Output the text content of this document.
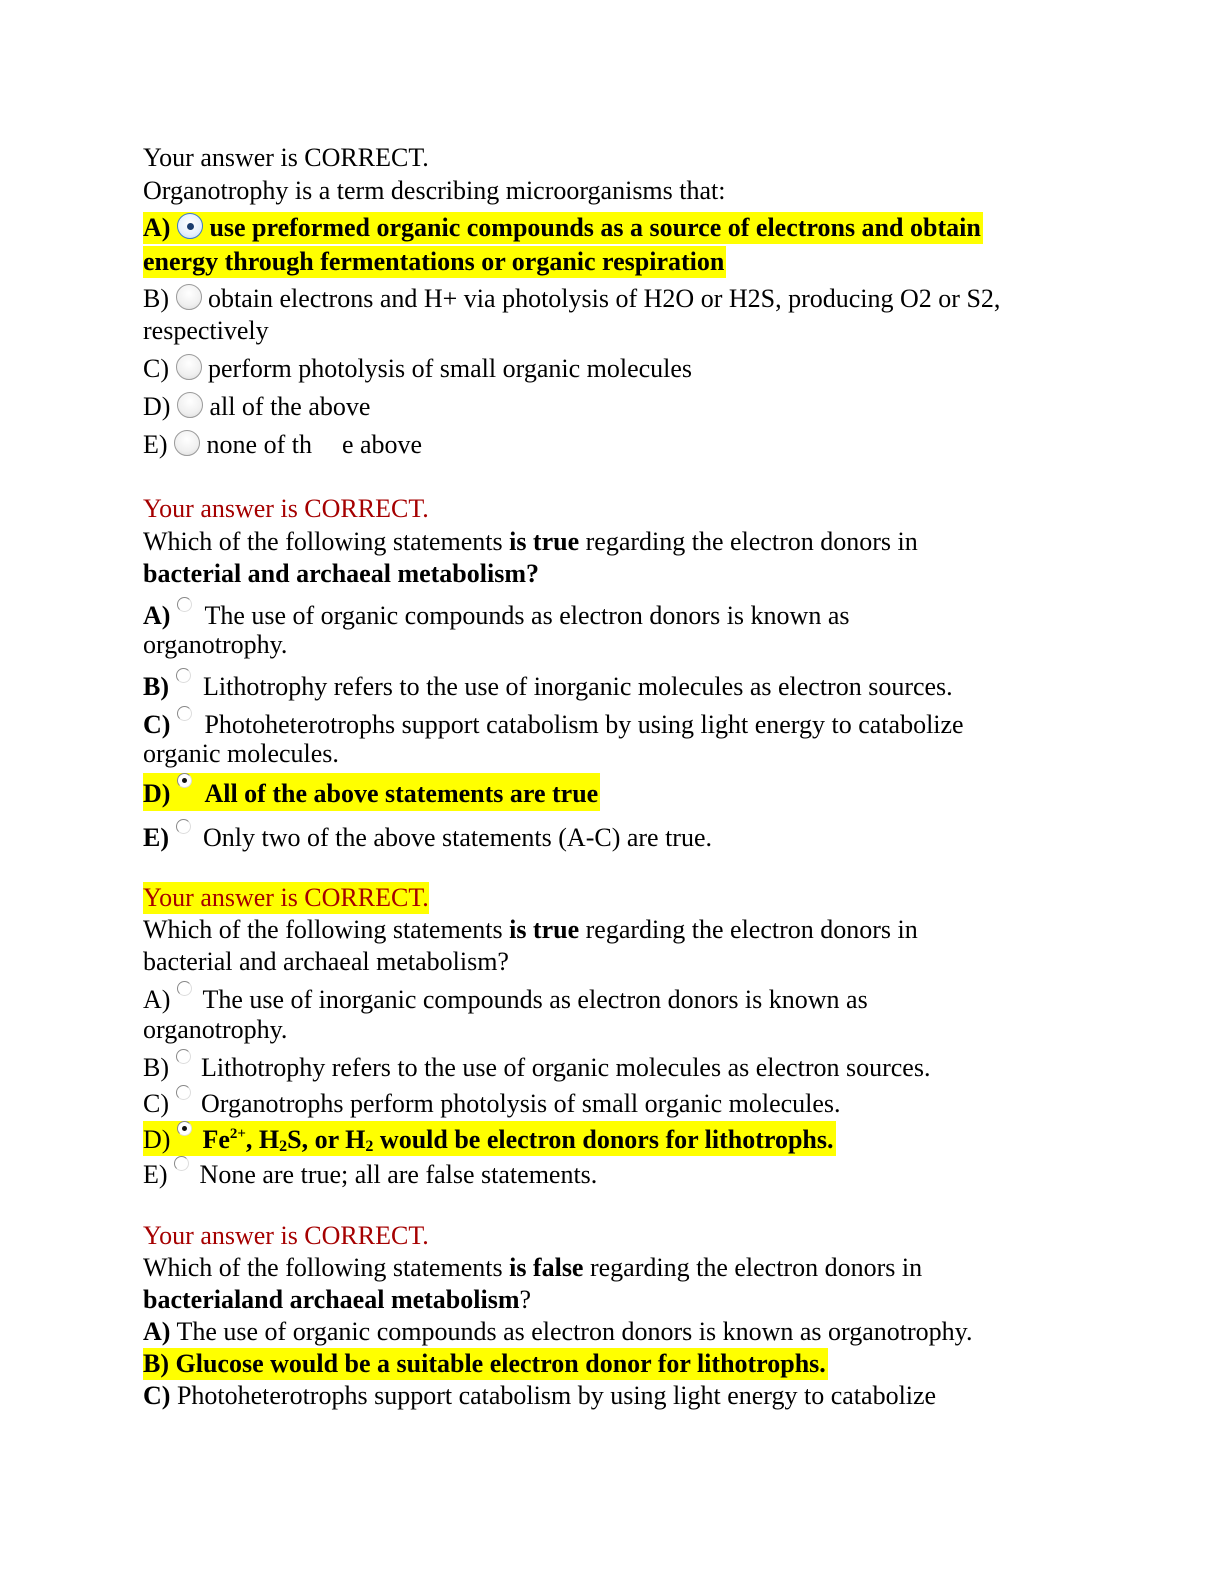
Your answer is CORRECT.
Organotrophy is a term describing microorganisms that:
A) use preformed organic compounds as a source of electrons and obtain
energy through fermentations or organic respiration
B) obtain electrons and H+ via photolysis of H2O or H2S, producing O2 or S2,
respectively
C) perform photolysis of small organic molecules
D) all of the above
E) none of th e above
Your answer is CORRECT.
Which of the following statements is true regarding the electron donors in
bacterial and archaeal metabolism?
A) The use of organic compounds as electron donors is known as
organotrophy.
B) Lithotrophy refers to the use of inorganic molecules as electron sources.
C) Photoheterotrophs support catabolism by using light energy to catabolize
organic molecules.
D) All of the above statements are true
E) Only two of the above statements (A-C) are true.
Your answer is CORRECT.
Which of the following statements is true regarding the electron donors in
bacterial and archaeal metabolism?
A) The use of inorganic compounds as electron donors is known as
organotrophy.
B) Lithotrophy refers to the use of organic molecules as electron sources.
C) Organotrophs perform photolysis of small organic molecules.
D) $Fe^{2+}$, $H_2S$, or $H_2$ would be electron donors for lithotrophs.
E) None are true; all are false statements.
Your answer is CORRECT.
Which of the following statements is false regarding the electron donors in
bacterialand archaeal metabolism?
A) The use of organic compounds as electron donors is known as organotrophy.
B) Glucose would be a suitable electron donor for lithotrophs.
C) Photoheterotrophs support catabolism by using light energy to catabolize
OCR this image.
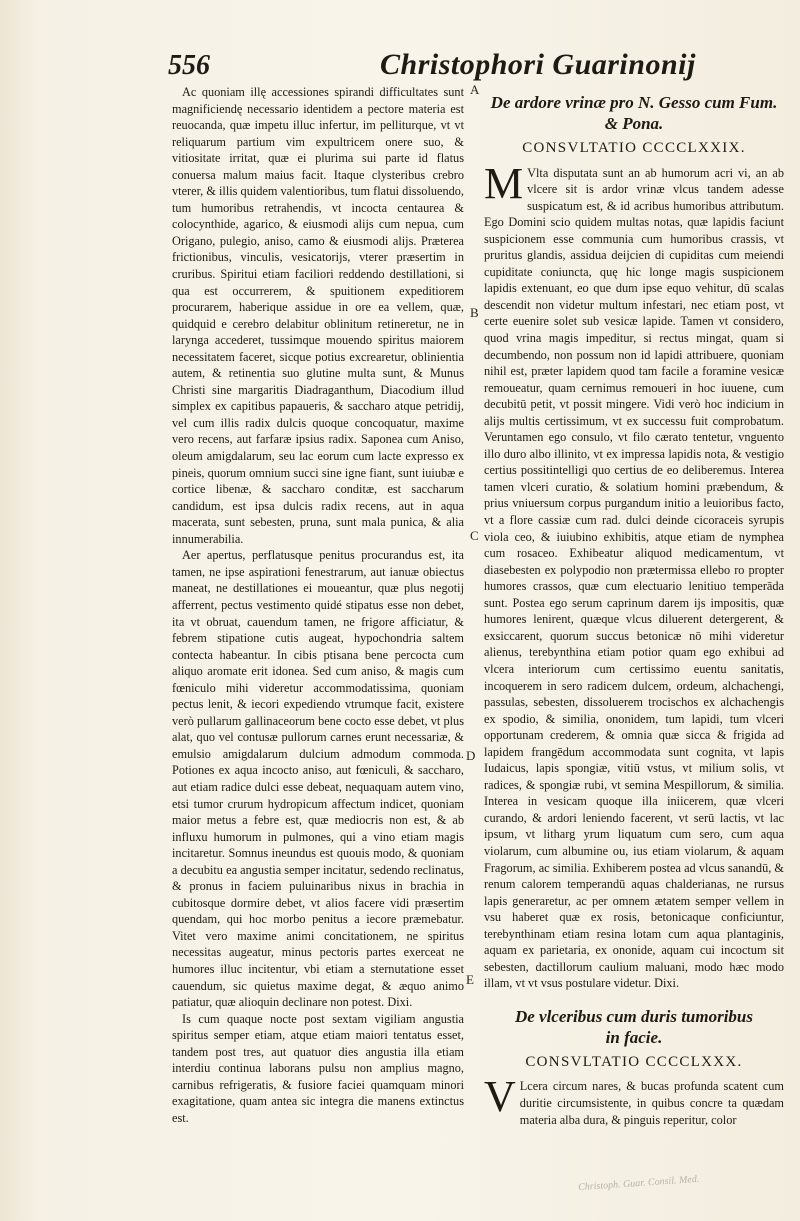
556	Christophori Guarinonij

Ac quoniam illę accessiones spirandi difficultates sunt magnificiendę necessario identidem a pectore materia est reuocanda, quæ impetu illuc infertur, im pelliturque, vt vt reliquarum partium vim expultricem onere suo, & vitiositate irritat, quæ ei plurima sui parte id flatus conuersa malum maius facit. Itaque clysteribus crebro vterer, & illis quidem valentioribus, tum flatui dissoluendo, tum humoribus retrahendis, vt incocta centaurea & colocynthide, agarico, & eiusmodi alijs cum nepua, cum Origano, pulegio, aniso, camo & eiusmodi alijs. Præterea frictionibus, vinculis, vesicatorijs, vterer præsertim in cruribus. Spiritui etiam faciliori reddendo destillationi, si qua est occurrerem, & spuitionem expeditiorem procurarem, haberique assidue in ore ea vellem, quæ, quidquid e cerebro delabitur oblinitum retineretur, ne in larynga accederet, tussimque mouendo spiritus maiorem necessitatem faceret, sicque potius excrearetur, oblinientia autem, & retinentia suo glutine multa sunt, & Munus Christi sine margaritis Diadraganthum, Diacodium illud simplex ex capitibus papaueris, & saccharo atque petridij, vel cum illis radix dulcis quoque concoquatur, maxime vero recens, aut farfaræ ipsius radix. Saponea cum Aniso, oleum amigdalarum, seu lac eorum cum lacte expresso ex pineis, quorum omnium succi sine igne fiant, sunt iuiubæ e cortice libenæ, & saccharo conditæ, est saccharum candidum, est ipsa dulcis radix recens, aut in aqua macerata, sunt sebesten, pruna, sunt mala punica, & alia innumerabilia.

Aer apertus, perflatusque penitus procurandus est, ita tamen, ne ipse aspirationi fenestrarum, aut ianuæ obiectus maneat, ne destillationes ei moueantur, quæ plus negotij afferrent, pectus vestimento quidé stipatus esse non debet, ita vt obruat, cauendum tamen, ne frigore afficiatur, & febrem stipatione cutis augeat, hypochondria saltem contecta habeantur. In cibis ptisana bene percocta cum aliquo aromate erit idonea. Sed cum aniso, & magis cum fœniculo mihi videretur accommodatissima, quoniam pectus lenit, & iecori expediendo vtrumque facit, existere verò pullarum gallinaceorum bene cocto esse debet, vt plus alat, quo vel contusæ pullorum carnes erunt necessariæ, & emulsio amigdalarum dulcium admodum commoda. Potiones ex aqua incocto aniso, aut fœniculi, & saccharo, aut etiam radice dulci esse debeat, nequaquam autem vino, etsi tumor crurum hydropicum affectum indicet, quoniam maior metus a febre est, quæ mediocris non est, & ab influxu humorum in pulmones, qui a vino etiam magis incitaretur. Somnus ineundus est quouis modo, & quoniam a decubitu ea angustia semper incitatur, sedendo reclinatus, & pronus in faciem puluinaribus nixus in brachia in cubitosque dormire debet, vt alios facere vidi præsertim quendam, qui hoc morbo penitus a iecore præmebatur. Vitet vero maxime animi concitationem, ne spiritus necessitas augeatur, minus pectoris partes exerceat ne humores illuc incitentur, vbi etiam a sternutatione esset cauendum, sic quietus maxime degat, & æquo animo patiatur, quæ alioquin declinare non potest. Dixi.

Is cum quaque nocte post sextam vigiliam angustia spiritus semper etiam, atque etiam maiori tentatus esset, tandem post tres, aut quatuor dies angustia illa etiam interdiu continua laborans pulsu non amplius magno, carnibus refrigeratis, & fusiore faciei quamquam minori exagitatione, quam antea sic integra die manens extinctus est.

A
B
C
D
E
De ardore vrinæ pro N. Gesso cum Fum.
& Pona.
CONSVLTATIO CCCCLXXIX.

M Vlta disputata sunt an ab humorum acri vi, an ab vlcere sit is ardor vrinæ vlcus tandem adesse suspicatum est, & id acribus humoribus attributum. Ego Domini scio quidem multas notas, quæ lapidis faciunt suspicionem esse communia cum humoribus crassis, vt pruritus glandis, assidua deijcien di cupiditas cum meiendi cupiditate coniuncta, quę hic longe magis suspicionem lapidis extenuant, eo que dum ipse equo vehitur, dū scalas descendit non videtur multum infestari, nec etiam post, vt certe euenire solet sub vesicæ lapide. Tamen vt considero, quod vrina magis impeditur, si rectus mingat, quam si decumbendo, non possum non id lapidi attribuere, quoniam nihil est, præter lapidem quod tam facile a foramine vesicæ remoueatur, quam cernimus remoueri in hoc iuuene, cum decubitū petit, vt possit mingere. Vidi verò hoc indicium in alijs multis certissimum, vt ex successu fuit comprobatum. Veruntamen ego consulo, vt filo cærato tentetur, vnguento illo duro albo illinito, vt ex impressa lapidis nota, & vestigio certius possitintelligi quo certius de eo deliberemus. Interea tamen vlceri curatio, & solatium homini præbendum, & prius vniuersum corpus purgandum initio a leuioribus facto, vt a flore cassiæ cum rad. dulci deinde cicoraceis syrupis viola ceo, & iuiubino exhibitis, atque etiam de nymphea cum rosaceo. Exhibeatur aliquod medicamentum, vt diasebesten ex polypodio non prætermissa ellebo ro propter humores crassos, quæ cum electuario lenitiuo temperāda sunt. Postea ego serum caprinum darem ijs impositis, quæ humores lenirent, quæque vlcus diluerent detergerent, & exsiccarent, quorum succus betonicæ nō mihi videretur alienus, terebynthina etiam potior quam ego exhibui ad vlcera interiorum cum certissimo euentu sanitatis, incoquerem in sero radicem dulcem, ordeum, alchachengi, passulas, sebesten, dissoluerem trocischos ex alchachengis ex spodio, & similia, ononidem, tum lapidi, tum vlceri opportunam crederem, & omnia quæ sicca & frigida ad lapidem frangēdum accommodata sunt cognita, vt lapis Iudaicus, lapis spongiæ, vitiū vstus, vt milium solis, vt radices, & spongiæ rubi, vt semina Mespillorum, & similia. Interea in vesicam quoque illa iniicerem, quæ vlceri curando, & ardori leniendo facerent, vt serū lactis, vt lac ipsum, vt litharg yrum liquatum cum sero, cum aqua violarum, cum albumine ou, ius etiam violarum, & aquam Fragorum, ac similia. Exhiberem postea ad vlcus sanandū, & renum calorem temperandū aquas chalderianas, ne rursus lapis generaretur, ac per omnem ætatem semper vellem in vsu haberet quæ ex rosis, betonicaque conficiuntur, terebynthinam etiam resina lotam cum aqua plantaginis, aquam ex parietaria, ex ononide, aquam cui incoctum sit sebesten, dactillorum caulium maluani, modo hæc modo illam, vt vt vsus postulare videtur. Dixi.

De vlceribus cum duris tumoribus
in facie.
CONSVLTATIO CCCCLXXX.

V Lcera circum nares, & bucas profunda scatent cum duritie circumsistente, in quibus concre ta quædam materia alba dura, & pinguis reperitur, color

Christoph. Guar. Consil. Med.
★ ★ ★ ★
- [TASK TO CARRY OUT]: Give the number of lines in the entries that contain the word "photolysis", with no other text.

- [EXERCISE RESULT]: 3